Input records:
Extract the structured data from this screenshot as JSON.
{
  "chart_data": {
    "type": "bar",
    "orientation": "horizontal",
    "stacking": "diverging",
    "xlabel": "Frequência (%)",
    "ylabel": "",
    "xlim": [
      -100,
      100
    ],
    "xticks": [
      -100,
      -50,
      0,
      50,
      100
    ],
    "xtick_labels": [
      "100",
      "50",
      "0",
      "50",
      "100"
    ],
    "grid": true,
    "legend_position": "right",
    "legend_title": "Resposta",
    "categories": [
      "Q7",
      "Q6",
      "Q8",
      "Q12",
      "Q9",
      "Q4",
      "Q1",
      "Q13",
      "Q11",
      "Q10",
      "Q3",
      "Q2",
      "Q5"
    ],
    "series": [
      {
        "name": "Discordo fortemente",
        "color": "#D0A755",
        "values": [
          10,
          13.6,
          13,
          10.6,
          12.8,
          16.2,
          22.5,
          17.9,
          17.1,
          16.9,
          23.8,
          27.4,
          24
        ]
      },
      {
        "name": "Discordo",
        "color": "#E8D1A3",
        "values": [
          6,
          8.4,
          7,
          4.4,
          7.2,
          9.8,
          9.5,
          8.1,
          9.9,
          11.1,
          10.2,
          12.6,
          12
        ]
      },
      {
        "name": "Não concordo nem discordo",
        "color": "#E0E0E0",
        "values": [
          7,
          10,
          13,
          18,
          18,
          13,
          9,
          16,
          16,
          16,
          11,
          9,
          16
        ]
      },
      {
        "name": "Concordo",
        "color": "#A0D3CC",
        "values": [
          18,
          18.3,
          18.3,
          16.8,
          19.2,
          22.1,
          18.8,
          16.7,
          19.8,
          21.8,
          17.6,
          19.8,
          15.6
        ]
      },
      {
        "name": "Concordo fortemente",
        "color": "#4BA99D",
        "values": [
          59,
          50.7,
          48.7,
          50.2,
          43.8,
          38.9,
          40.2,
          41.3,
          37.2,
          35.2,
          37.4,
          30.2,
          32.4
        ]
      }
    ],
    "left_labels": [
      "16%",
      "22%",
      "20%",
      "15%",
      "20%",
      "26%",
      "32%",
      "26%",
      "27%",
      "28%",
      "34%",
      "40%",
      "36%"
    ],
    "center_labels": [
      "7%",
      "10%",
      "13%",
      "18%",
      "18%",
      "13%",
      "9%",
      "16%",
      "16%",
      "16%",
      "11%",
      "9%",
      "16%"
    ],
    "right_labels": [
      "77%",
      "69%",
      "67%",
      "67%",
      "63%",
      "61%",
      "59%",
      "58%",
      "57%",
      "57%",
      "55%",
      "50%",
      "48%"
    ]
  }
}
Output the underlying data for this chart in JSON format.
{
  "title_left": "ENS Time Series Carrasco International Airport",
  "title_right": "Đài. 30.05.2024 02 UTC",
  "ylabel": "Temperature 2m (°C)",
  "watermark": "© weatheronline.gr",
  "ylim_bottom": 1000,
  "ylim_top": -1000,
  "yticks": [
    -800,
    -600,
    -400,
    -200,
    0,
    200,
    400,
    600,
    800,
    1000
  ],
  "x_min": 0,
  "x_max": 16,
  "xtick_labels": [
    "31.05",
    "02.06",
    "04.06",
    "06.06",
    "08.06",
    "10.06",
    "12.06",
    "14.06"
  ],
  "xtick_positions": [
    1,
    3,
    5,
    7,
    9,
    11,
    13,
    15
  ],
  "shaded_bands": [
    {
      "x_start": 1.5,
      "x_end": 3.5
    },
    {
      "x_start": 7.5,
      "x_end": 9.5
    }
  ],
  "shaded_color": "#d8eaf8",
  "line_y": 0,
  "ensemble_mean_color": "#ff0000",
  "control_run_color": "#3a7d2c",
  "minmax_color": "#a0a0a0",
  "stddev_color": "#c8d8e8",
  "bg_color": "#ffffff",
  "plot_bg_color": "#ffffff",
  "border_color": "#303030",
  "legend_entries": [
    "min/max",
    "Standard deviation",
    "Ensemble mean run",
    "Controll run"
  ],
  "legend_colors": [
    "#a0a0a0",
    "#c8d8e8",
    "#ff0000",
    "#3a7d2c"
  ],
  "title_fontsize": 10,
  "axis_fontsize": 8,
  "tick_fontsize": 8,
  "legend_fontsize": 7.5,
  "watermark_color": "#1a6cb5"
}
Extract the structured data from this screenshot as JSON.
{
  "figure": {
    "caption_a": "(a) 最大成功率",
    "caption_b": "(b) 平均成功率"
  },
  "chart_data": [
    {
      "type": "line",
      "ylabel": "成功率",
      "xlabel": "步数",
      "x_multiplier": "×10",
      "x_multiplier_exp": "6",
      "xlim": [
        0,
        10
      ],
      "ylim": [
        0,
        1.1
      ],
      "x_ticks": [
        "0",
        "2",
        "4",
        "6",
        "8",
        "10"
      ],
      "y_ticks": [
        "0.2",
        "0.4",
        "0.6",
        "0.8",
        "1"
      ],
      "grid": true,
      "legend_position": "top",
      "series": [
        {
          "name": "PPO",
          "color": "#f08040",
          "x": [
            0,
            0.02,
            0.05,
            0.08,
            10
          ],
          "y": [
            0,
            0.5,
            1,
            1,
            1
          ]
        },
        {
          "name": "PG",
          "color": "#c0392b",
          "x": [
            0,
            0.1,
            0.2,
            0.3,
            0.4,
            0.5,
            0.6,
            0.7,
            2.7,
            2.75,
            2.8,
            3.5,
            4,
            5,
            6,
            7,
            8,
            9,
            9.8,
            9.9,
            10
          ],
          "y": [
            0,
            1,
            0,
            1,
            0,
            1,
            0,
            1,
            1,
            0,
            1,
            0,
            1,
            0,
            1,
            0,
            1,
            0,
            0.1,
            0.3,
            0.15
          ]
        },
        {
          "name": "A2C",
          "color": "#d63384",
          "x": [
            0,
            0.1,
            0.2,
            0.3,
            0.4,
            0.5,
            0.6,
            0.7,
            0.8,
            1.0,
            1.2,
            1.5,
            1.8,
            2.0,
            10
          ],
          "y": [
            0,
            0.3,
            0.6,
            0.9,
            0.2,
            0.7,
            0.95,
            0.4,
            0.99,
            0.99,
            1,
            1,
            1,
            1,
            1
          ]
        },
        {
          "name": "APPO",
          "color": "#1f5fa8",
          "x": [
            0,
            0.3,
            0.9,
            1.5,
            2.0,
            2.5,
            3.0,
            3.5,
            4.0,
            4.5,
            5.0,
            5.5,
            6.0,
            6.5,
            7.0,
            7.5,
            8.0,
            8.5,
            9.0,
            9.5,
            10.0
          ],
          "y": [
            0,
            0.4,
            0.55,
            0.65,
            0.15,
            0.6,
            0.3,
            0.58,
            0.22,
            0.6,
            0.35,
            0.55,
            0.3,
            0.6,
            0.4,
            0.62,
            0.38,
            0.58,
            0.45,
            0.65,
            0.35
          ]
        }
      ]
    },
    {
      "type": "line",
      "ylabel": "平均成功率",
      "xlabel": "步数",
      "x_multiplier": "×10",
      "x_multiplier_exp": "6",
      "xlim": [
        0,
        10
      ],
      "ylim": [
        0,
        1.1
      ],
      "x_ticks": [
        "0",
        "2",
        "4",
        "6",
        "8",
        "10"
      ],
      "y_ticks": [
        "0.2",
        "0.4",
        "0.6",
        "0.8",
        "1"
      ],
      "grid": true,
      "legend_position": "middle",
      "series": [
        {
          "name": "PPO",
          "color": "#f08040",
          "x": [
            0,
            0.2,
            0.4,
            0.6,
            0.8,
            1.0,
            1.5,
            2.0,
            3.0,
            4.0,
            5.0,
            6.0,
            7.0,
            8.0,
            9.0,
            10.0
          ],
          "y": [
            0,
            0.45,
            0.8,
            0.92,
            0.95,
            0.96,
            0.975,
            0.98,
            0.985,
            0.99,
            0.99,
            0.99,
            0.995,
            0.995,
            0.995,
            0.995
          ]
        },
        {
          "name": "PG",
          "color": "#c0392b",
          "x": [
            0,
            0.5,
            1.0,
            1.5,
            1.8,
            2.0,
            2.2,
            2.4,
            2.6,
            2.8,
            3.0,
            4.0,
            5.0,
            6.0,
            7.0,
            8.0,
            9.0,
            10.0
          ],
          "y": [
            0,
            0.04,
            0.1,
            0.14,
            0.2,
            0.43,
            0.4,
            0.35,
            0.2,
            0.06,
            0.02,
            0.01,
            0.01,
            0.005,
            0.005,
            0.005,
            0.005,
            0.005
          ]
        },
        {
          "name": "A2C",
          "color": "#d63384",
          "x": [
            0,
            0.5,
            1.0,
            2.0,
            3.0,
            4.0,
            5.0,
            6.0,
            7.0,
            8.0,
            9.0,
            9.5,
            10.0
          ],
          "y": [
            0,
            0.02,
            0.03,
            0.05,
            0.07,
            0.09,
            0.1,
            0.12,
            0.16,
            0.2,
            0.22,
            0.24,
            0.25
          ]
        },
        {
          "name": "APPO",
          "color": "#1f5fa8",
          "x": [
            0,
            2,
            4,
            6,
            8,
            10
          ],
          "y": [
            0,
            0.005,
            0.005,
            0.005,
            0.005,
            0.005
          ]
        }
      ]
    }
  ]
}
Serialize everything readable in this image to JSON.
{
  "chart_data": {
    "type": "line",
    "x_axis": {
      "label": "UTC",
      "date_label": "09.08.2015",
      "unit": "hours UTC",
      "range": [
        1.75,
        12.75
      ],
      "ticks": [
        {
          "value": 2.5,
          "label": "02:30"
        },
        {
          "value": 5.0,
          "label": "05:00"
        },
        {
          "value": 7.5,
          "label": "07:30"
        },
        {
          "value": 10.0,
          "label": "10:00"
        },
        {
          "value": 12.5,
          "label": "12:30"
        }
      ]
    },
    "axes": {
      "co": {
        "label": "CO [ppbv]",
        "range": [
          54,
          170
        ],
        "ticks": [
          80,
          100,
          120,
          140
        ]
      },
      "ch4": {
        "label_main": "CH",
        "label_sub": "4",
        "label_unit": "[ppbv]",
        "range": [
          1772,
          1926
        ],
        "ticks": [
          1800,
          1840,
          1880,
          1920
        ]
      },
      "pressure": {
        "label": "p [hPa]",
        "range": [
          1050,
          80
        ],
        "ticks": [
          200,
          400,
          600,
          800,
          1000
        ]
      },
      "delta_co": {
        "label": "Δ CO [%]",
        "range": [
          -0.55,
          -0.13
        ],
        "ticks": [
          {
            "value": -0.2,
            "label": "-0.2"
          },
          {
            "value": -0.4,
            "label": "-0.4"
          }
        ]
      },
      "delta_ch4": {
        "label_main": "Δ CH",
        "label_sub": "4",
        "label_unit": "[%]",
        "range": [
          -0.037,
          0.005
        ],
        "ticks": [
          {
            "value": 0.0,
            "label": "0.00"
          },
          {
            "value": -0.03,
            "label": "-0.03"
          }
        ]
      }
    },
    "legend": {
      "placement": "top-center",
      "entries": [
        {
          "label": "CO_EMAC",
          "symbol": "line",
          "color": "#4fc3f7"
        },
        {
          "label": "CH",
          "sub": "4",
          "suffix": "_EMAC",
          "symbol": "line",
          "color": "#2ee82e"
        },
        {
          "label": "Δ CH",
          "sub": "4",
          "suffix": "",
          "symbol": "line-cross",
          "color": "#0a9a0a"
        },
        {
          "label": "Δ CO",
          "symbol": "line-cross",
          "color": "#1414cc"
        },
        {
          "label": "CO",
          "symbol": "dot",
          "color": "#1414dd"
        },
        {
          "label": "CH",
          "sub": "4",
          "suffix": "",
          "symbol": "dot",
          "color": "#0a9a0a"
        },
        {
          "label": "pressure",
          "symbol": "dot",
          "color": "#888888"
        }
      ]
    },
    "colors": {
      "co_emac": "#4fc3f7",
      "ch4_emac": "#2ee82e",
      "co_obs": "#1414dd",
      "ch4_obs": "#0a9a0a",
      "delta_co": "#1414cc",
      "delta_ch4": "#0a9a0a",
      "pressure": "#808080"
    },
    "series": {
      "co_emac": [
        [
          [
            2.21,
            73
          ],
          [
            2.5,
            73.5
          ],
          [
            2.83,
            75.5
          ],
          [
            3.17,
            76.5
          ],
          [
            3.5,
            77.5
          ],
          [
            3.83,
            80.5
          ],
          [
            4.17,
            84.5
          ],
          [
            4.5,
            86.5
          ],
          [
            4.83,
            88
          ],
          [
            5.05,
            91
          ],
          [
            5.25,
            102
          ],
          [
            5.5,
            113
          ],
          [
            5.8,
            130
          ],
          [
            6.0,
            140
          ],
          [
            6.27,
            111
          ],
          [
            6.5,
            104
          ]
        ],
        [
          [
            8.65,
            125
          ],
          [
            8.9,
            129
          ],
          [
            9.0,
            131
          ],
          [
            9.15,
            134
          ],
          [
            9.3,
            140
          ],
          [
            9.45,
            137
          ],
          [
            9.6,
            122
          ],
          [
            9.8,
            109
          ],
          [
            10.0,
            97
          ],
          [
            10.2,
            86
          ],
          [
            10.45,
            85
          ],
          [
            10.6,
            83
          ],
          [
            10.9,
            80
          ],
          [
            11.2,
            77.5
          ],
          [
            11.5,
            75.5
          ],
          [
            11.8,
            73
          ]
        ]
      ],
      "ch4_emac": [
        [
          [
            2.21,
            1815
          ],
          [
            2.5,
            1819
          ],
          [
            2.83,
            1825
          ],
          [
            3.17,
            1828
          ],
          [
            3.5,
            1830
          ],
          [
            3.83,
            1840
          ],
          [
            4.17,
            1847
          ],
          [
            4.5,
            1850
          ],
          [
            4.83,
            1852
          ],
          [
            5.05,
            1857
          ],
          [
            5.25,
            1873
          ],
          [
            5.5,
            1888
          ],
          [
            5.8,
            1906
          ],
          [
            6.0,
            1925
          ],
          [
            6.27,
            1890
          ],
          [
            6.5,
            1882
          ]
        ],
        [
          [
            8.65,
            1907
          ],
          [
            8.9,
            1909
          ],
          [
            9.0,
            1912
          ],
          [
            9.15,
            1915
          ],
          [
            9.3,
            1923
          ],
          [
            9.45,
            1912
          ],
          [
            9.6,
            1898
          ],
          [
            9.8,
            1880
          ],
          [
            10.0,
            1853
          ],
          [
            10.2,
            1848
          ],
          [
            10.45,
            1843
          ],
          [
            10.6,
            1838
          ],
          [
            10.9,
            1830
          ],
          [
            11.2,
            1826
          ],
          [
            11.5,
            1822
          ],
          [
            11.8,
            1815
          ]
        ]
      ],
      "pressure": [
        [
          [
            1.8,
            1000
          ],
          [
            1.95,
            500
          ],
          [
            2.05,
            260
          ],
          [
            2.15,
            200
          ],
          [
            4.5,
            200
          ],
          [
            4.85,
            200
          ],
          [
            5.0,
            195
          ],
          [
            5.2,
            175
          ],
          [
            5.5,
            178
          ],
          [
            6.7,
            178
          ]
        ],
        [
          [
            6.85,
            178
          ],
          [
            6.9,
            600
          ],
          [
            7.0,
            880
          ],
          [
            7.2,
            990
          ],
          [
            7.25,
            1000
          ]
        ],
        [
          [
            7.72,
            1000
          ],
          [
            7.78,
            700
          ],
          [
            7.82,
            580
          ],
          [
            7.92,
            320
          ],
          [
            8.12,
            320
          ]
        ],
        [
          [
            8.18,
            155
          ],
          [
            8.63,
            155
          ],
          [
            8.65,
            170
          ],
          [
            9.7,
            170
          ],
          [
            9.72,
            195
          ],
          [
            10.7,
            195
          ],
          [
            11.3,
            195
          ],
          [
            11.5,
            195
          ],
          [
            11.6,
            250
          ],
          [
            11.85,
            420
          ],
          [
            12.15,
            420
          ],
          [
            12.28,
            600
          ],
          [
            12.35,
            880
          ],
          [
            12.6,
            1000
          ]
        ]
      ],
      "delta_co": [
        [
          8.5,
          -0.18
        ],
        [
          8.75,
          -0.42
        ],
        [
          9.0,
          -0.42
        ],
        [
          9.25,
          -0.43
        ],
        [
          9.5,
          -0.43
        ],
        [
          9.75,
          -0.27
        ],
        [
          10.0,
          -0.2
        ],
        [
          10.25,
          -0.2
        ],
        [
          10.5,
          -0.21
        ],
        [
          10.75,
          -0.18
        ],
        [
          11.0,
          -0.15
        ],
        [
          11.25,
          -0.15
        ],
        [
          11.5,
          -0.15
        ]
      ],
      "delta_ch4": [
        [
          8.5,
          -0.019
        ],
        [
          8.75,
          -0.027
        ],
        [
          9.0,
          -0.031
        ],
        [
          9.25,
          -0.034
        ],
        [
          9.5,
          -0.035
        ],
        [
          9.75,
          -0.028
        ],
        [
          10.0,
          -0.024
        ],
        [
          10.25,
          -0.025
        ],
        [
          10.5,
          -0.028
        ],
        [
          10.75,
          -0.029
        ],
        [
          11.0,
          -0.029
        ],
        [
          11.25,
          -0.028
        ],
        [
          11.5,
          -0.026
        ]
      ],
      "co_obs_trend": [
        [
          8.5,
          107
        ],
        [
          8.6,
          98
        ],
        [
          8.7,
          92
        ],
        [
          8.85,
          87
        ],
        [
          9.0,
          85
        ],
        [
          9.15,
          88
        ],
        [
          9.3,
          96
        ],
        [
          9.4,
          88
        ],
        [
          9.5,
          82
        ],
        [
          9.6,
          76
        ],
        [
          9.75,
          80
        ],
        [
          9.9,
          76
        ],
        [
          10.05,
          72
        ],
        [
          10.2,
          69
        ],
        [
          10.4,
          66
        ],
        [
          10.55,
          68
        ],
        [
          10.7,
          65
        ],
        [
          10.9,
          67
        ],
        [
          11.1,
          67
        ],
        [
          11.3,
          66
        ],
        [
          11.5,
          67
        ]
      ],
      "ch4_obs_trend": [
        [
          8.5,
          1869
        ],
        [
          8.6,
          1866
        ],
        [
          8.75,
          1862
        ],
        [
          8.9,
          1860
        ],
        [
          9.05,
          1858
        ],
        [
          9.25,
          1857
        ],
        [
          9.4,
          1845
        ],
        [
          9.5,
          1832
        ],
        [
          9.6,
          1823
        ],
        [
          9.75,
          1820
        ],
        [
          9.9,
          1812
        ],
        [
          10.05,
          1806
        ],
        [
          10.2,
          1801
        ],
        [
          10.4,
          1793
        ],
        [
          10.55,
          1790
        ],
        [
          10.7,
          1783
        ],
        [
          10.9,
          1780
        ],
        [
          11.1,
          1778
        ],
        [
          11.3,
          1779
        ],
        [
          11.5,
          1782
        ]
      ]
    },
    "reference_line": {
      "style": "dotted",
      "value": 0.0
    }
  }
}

Work required: Report every line in the data above in which the word "this" appears.

Exercise solution:
Extract the structured data from this screenshot as JSON.
Output the underlying data for this chart in JSON format.
Extract the structured data from this screenshot as JSON.
Serialize everything readable in this image to JSON.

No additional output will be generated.